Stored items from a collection

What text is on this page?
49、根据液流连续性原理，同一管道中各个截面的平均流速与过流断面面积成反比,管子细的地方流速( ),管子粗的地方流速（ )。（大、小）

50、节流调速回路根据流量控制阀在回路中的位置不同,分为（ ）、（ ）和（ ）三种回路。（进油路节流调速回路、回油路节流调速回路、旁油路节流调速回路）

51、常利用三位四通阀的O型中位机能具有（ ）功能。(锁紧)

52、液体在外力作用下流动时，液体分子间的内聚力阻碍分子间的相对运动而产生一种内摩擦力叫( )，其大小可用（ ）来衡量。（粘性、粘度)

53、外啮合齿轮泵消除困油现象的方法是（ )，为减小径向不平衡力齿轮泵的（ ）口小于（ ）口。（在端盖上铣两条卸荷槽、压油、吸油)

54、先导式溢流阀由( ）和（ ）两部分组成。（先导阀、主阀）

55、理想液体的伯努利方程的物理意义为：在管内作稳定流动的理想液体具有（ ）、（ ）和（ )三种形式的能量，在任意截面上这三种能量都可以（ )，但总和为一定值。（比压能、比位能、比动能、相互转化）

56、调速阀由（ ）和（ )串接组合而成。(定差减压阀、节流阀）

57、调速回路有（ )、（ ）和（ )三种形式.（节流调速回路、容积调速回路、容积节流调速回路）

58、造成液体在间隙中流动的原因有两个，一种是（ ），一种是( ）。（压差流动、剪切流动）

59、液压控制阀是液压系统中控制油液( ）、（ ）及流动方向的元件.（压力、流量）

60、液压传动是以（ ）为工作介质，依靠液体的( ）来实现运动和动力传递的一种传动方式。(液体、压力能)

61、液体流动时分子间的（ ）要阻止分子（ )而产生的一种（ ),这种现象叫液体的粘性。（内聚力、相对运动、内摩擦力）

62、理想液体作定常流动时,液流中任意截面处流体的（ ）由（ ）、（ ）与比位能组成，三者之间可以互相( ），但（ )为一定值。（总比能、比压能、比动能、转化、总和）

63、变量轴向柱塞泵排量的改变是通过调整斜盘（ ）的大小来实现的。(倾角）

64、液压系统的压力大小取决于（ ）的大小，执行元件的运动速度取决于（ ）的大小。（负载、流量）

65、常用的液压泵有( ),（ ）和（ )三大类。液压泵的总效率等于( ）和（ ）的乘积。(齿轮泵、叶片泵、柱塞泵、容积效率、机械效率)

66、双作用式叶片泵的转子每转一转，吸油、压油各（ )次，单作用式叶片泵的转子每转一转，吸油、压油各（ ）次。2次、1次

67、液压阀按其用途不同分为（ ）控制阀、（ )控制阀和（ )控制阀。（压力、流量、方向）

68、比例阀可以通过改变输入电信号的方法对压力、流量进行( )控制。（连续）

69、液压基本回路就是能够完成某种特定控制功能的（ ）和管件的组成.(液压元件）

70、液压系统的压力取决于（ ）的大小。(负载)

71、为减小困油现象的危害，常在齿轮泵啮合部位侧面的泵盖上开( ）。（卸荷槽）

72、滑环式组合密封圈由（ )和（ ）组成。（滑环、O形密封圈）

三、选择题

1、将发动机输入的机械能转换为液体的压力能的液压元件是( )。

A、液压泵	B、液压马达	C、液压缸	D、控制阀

* _Instruction_:
Write out all records exactly, keeping every detail.

* _Output_:
What text is on this page?
49、根据液流连续性原理，同一管道中各个截面的平均流速与过流断面面积成反比,管子细的地方流速( ),管子粗的地方流速（ )。（大、小）

50、节流调速回路根据流量控制阀在回路中的位置不同,分为（ ）、（ ）和（ ）三种回路。（进油路节流调速回路、回油路节流调速回路、旁油路节流调速回路）

51、常利用三位四通阀的O型中位机能具有（ ）功能。(锁紧)

52、液体在外力作用下流动时，液体分子间的内聚力阻碍分子间的相对运动而产生一种内摩擦力叫( )，其大小可用（ ）来衡量。（粘性、粘度)

53、外啮合齿轮泵消除困油现象的方法是（ )，为减小径向不平衡力齿轮泵的（ ）口小于（ ）口。（在端盖上铣两条卸荷槽、压油、吸油)

54、先导式溢流阀由( ）和（ ）两部分组成。（先导阀、主阀）

55、理想液体的伯努利方程的物理意义为：在管内作稳定流动的理想液体具有（ ）、（ ）和（ )三种形式的能量，在任意截面上这三种能量都可以（ )，但总和为一定值。（比压能、比位能、比动能、相互转化）

56、调速阀由（ ）和（ )串接组合而成。(定差减压阀、节流阀）

57、调速回路有（ )、（ ）和（ )三种形式.（节流调速回路、容积调速回路、容积节流调速回路）

58、造成液体在间隙中流动的原因有两个，一种是（ ），一种是( ）。（压差流动、剪切流动）

59、液压控制阀是液压系统中控制油液( ）、（ ）及流动方向的元件.（压力、流量）

60、液压传动是以（ ）为工作介质，依靠液体的( ）来实现运动和动力传递的一种传动方式。(液体、压力能)

61、液体流动时分子间的（ ）要阻止分子（ )而产生的一种（ ),这种现象叫液体的粘性。（内聚力、相对运动、内摩擦力）

62、理想液体作定常流动时,液流中任意截面处流体的（ ）由（ ）、（ ）与比位能组成，三者之间可以互相( ），但（ )为一定值。（总比能、比压能、比动能、转化、总和）

63、变量轴向柱塞泵排量的改变是通过调整斜盘（ ）的大小来实现的。(倾角）

64、液压系统的压力大小取决于（ ）的大小，执行元件的运动速度取决于（ ）的大小。（负载、流量）

65、常用的液压泵有( ),（ ）和（ )三大类。液压泵的总效率等于( ）和（ ）的乘积。(齿轮泵、叶片泵、柱塞泵、容积效率、机械效率)

66、双作用式叶片泵的转子每转一转，吸油、压油各（ )次，单作用式叶片泵的转子每转一转，吸油、压油各（ ）次。2次、1次

67、液压阀按其用途不同分为（ ）控制阀、（ )控制阀和（ )控制阀。（压力、流量、方向）

68、比例阀可以通过改变输入电信号的方法对压力、流量进行( )控制。（连续）

69、液压基本回路就是能够完成某种特定控制功能的（ ）和管件的组成.(液压元件）

70、液压系统的压力取决于（ ）的大小。(负载)

71、为减小困油现象的危害，常在齿轮泵啮合部位侧面的泵盖上开( ）。（卸荷槽）

72、滑环式组合密封圈由（ )和（ ）组成。（滑环、O形密封圈）

三、选择题

1、将发动机输入的机械能转换为液体的压力能的液压元件是( )。

A、液压泵	B、液压马达	C、液压缸	D、控制阀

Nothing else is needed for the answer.